* **GIVEN EXERCISE**
Count the lines in the entries below that include the word "Zhang". Give nothing but the number.

(Extracted data entries)
..........

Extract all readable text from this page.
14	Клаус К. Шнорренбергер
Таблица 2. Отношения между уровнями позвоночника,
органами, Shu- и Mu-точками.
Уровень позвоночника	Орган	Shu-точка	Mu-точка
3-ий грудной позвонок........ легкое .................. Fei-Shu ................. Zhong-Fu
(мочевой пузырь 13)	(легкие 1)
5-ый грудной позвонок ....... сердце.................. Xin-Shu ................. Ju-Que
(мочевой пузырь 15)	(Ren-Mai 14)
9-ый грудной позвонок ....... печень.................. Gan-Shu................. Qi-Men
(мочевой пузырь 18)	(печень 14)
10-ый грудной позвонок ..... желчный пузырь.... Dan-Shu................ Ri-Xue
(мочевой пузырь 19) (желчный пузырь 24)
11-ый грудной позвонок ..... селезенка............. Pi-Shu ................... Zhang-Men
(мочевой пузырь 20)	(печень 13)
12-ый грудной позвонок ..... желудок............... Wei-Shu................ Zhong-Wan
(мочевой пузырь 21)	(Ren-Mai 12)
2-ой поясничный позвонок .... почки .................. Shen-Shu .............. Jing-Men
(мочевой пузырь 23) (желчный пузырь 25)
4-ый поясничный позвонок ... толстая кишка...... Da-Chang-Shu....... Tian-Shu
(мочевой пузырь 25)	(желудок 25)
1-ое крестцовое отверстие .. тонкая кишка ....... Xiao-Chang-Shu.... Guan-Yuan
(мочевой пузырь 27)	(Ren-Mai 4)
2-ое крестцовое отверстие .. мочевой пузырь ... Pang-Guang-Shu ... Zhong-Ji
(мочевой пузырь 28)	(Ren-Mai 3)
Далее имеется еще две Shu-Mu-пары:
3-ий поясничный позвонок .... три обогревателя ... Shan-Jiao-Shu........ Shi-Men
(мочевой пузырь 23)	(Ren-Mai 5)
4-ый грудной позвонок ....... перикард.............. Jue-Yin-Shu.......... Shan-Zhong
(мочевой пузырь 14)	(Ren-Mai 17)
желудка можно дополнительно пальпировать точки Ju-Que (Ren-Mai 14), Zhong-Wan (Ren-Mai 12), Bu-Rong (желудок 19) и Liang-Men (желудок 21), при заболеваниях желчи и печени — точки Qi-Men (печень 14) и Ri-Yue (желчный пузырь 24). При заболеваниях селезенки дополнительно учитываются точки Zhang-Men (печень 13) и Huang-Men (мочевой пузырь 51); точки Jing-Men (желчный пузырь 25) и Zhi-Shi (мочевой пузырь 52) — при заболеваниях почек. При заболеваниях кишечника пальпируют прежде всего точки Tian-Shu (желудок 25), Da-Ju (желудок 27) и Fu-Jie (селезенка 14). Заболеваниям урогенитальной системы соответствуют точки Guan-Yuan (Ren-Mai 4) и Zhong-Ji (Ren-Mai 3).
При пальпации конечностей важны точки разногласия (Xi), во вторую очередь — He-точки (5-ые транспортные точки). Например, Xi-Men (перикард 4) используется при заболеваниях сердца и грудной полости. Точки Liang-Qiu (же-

..........

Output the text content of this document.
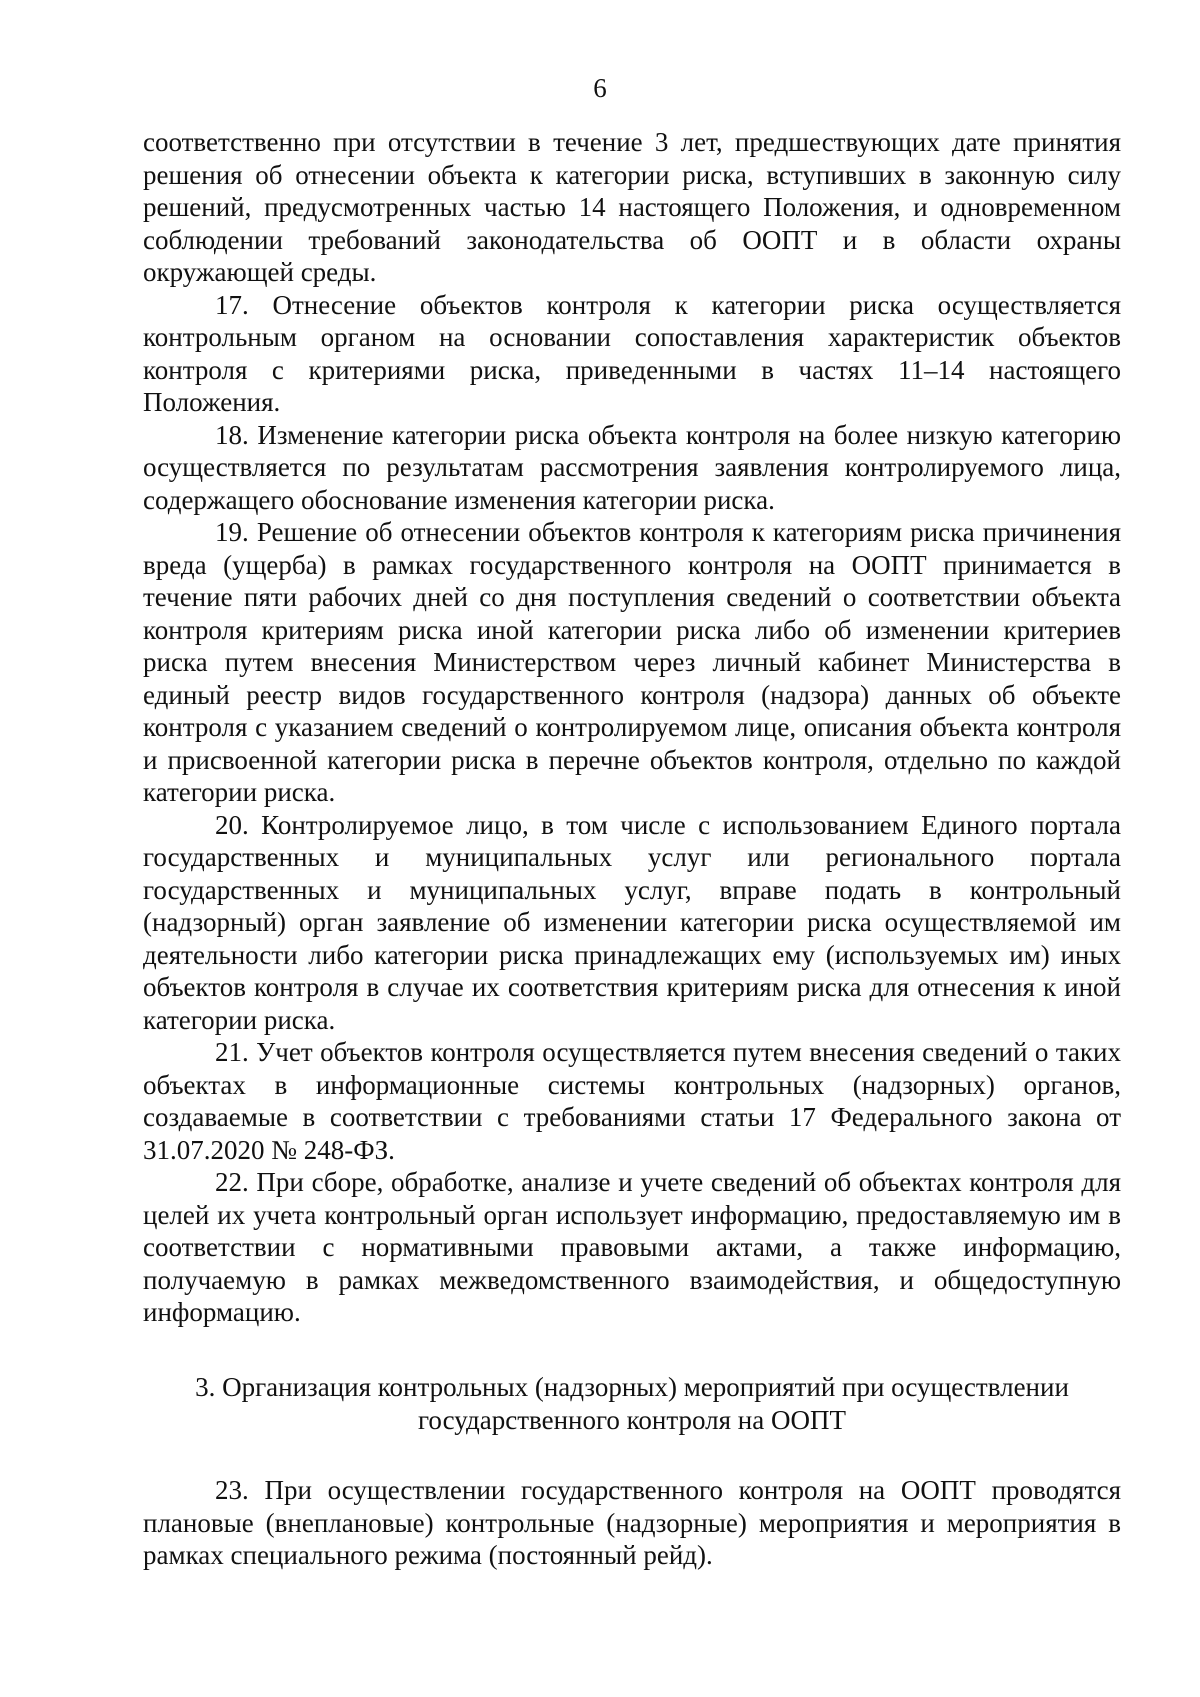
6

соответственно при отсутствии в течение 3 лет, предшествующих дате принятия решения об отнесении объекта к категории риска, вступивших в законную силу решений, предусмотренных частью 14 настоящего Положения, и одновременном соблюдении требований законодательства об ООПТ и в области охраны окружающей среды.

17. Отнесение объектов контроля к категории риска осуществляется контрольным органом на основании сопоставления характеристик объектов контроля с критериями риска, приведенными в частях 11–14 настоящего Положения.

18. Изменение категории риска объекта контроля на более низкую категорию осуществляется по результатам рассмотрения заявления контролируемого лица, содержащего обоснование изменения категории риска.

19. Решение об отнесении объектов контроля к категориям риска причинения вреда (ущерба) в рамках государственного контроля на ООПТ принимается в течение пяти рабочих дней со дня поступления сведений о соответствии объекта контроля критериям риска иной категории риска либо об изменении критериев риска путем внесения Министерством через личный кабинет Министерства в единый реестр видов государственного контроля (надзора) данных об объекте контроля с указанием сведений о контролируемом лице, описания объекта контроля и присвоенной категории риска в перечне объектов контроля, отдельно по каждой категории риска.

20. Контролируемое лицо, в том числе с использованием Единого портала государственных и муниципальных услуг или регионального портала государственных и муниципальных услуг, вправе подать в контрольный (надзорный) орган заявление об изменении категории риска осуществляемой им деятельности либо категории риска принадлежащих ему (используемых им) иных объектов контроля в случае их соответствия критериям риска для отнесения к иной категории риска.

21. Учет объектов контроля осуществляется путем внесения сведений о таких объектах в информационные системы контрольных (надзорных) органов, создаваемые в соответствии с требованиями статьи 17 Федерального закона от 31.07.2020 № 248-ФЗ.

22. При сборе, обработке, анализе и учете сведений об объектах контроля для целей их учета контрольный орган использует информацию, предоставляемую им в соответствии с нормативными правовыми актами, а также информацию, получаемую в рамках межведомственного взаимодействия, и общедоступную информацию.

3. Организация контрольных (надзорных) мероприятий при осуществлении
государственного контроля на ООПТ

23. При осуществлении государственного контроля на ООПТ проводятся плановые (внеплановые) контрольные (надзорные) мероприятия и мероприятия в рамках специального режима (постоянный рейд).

..........

* **REPLY TO THE EXERCISE**
2